Work to complete:
Transcribe each record exactly. Include every one.

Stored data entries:
◆ ◆ ◆ ◆

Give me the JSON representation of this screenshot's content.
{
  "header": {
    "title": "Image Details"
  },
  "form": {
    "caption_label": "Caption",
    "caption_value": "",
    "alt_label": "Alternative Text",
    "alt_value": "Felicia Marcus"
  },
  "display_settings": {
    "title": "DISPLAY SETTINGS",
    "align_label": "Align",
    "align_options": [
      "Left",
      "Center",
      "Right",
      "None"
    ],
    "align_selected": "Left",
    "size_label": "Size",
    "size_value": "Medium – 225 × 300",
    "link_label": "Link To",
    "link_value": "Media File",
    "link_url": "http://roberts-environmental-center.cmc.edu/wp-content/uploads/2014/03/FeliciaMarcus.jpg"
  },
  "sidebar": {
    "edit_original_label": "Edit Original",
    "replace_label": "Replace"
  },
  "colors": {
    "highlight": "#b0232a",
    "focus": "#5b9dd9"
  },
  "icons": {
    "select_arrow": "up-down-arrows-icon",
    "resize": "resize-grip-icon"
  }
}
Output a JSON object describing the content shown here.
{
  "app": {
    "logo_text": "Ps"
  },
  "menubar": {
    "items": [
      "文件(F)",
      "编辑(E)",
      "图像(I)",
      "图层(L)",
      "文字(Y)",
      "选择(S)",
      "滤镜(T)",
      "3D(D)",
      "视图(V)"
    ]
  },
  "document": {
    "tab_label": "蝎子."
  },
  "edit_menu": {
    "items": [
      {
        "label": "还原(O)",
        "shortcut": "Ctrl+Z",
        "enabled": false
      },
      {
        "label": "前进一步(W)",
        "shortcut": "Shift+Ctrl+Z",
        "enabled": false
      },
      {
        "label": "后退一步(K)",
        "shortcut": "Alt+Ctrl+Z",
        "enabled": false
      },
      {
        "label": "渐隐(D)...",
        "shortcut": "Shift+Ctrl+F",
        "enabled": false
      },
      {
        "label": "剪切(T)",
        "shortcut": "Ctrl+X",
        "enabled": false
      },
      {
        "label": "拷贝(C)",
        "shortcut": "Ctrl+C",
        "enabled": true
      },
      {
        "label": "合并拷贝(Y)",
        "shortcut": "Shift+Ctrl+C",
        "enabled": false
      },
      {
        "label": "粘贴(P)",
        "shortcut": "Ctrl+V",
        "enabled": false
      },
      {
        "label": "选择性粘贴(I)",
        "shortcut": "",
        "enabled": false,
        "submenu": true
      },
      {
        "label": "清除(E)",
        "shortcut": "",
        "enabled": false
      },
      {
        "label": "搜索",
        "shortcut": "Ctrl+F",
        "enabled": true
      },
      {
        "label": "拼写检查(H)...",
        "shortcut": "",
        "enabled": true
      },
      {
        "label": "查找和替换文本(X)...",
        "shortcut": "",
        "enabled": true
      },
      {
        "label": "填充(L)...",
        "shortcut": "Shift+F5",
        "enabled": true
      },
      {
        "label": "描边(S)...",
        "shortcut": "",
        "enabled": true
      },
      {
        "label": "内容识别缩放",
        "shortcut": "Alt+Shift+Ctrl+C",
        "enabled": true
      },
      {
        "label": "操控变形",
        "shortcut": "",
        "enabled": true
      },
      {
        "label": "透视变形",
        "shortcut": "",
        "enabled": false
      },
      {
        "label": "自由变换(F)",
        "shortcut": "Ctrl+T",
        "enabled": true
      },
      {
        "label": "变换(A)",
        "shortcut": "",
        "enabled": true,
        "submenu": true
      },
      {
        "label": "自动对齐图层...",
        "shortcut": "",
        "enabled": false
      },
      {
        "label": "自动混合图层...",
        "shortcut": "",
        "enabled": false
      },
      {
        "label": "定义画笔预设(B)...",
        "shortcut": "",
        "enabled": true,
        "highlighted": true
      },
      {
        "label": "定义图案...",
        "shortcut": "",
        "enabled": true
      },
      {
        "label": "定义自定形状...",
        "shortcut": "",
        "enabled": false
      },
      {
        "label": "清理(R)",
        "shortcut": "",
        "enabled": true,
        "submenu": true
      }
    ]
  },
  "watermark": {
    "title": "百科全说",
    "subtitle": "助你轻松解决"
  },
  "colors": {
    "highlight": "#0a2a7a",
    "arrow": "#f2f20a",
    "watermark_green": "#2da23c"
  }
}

◆ ◆ ◆ ◆

Exercise output:
Give me the JSON representation of this screenshot's content.
{
  "header": {
    "title": "Image Details"
  },
  "form": {
    "caption_label": "Caption",
    "caption_value": "",
    "alt_label": "Alternative Text",
    "alt_value": "Felicia Marcus"
  },
  "display_settings": {
    "title": "DISPLAY SETTINGS",
    "align_label": "Align",
    "align_options": [
      "Left",
      "Center",
      "Right",
      "None"
    ],
    "align_selected": "Left",
    "size_label": "Size",
    "size_value": "Medium – 225 × 300",
    "link_label": "Link To",
    "link_value": "Media File",
    "link_url": "http://roberts-environmental-center.cmc.edu/wp-content/uploads/2014/03/FeliciaMarcus.jpg"
  },
  "sidebar": {
    "edit_original_label": "Edit Original",
    "replace_label": "Replace"
  },
  "colors": {
    "highlight": "#b0232a",
    "focus": "#5b9dd9"
  },
  "icons": {
    "select_arrow": "up-down-arrows-icon",
    "resize": "resize-grip-icon"
  }
}
Output a JSON object describing the content shown here.
{
  "app": {
    "logo_text": "Ps"
  },
  "menubar": {
    "items": [
      "文件(F)",
      "编辑(E)",
      "图像(I)",
      "图层(L)",
      "文字(Y)",
      "选择(S)",
      "滤镜(T)",
      "3D(D)",
      "视图(V)"
    ]
  },
  "document": {
    "tab_label": "蝎子."
  },
  "edit_menu": {
    "items": [
      {
        "label": "还原(O)",
        "shortcut": "Ctrl+Z",
        "enabled": false
      },
      {
        "label": "前进一步(W)",
        "shortcut": "Shift+Ctrl+Z",
        "enabled": false
      },
      {
        "label": "后退一步(K)",
        "shortcut": "Alt+Ctrl+Z",
        "enabled": false
      },
      {
        "label": "渐隐(D)...",
        "shortcut": "Shift+Ctrl+F",
        "enabled": false
      },
      {
        "label": "剪切(T)",
        "shortcut": "Ctrl+X",
        "enabled": false
      },
      {
        "label": "拷贝(C)",
        "shortcut": "Ctrl+C",
        "enabled": true
      },
      {
        "label": "合并拷贝(Y)",
        "shortcut": "Shift+Ctrl+C",
        "enabled": false
      },
      {
        "label": "粘贴(P)",
        "shortcut": "Ctrl+V",
        "enabled": false
      },
      {
        "label": "选择性粘贴(I)",
        "shortcut": "",
        "enabled": false,
        "submenu": true
      },
      {
        "label": "清除(E)",
        "shortcut": "",
        "enabled": false
      },
      {
        "label": "搜索",
        "shortcut": "Ctrl+F",
        "enabled": true
      },
      {
        "label": "拼写检查(H)...",
        "shortcut": "",
        "enabled": true
      },
      {
        "label": "查找和替换文本(X)...",
        "shortcut": "",
        "enabled": true
      },
      {
        "label": "填充(L)...",
        "shortcut": "Shift+F5",
        "enabled": true
      },
      {
        "label": "描边(S)...",
        "shortcut": "",
        "enabled": true
      },
      {
        "label": "内容识别缩放",
        "shortcut": "Alt+Shift+Ctrl+C",
        "enabled": true
      },
      {
        "label": "操控变形",
        "shortcut": "",
        "enabled": true
      },
      {
        "label": "透视变形",
        "shortcut": "",
        "enabled": false
      },
      {
        "label": "自由变换(F)",
        "shortcut": "Ctrl+T",
        "enabled": true
      },
      {
        "label": "变换(A)",
        "shortcut": "",
        "enabled": true,
        "submenu": true
      },
      {
        "label": "自动对齐图层...",
        "shortcut": "",
        "enabled": false
      },
      {
        "label": "自动混合图层...",
        "shortcut": "",
        "enabled": false
      },
      {
        "label": "定义画笔预设(B)...",
        "shortcut": "",
        "enabled": true,
        "highlighted": true
      },
      {
        "label": "定义图案...",
        "shortcut": "",
        "enabled": true
      },
      {
        "label": "定义自定形状...",
        "shortcut": "",
        "enabled": false
      },
      {
        "label": "清理(R)",
        "shortcut": "",
        "enabled": true,
        "submenu": true
      }
    ]
  },
  "watermark": {
    "title": "百科全说",
    "subtitle": "助你轻松解决"
  },
  "colors": {
    "highlight": "#0a2a7a",
    "arrow": "#f2f20a",
    "watermark_green": "#2da23c"
  }
}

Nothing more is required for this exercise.